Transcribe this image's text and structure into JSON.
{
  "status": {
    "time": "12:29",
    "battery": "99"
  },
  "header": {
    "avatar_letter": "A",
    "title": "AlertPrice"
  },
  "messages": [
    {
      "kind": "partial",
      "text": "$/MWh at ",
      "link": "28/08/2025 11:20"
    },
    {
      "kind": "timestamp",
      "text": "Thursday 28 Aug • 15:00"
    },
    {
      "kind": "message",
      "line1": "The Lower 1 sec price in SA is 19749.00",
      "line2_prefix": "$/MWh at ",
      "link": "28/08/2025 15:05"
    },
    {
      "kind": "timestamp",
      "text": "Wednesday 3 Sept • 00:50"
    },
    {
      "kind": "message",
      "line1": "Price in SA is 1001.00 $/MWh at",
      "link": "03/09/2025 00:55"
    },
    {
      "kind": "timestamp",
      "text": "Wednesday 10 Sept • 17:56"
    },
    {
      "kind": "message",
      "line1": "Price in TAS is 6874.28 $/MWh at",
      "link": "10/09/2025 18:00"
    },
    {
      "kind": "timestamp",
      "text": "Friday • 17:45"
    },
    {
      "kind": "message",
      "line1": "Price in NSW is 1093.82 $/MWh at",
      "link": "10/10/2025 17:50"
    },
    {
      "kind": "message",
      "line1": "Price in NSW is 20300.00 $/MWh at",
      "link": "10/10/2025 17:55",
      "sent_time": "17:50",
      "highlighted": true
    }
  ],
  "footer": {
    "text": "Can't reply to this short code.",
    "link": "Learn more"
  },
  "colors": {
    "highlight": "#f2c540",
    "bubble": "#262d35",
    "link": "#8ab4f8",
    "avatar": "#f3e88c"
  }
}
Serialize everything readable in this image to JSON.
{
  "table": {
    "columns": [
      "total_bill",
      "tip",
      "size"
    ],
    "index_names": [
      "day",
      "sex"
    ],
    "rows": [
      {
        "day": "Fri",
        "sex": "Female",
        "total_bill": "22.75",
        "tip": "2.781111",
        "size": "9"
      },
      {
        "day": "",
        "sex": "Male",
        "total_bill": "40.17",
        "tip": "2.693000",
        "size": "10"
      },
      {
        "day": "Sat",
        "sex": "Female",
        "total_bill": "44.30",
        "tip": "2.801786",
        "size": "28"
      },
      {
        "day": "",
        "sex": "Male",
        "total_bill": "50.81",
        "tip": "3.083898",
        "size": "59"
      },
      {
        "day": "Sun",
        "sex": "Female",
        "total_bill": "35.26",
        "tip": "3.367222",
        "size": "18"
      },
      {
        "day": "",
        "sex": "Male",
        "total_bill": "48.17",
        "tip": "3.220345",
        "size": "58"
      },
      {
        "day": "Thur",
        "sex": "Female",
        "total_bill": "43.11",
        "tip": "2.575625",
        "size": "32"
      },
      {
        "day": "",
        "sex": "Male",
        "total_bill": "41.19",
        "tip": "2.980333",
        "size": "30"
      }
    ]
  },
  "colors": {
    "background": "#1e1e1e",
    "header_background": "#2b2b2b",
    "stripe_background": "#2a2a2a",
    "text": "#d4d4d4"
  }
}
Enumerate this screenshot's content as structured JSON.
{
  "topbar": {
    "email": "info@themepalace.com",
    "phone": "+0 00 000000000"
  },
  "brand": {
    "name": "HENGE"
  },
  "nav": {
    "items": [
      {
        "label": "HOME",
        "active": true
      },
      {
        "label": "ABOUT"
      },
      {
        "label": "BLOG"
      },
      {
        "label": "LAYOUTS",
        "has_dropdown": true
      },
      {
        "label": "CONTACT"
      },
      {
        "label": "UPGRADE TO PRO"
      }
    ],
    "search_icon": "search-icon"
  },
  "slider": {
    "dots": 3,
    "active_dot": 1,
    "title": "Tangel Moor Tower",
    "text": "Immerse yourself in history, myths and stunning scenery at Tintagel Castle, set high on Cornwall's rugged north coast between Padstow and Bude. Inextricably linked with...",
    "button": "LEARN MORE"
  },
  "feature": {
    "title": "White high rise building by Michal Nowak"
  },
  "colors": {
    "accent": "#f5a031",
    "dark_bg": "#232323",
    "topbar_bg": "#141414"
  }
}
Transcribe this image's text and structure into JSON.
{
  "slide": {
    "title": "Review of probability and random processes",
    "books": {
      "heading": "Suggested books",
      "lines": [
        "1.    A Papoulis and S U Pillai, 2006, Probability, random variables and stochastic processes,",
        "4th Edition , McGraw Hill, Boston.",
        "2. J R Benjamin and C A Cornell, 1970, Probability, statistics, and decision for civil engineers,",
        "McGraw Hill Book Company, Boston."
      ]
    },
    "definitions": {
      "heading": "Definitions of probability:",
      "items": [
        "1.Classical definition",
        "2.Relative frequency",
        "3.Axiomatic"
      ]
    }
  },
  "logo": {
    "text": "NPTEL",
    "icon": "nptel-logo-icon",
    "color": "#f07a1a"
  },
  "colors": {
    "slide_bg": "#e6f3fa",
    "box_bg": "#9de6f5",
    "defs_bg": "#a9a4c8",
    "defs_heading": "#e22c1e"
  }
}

# Stated task
State how many lines include the string "random". Give no other information.

# Answer to the task
2